| What to produce |
Copy out all the records exactly.

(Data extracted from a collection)

--- START ---

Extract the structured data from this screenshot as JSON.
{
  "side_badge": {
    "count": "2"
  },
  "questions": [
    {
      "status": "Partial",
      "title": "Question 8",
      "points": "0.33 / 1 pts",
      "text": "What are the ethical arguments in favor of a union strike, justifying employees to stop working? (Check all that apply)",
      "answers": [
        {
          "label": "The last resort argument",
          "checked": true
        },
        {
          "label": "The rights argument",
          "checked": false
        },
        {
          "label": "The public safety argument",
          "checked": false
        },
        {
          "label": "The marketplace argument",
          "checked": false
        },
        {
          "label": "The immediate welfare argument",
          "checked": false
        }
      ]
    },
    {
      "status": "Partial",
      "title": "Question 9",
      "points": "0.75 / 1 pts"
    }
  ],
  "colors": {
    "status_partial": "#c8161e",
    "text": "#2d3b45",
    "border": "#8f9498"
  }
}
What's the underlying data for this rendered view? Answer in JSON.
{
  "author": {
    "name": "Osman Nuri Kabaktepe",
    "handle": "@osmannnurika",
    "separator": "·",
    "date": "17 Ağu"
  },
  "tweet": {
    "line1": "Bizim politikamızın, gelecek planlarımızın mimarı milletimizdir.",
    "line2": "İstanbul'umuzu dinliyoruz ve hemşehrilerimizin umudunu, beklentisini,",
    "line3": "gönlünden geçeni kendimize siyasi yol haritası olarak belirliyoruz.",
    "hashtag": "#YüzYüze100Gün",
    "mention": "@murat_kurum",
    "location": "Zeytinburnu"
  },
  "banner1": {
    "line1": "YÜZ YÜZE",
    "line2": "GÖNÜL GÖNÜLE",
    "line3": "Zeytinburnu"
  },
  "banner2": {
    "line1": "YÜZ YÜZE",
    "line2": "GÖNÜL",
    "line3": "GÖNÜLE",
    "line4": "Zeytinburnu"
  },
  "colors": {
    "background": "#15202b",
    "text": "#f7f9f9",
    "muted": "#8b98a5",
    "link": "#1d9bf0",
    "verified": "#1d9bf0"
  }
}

--- END ---

| Answer for this exercise |
Extract the structured data from this screenshot as JSON.
{
  "side_badge": {
    "count": "2"
  },
  "questions": [
    {
      "status": "Partial",
      "title": "Question 8",
      "points": "0.33 / 1 pts",
      "text": "What are the ethical arguments in favor of a union strike, justifying employees to stop working? (Check all that apply)",
      "answers": [
        {
          "label": "The last resort argument",
          "checked": true
        },
        {
          "label": "The rights argument",
          "checked": false
        },
        {
          "label": "The public safety argument",
          "checked": false
        },
        {
          "label": "The marketplace argument",
          "checked": false
        },
        {
          "label": "The immediate welfare argument",
          "checked": false
        }
      ]
    },
    {
      "status": "Partial",
      "title": "Question 9",
      "points": "0.75 / 1 pts"
    }
  ],
  "colors": {
    "status_partial": "#c8161e",
    "text": "#2d3b45",
    "border": "#8f9498"
  }
}
What's the underlying data for this rendered view? Answer in JSON.
{
  "author": {
    "name": "Osman Nuri Kabaktepe",
    "handle": "@osmannnurika",
    "separator": "·",
    "date": "17 Ağu"
  },
  "tweet": {
    "line1": "Bizim politikamızın, gelecek planlarımızın mimarı milletimizdir.",
    "line2": "İstanbul'umuzu dinliyoruz ve hemşehrilerimizin umudunu, beklentisini,",
    "line3": "gönlünden geçeni kendimize siyasi yol haritası olarak belirliyoruz.",
    "hashtag": "#YüzYüze100Gün",
    "mention": "@murat_kurum",
    "location": "Zeytinburnu"
  },
  "banner1": {
    "line1": "YÜZ YÜZE",
    "line2": "GÖNÜL GÖNÜLE",
    "line3": "Zeytinburnu"
  },
  "banner2": {
    "line1": "YÜZ YÜZE",
    "line2": "GÖNÜL",
    "line3": "GÖNÜLE",
    "line4": "Zeytinburnu"
  },
  "colors": {
    "background": "#15202b",
    "text": "#f7f9f9",
    "muted": "#8b98a5",
    "link": "#1d9bf0",
    "verified": "#1d9bf0"
  }
}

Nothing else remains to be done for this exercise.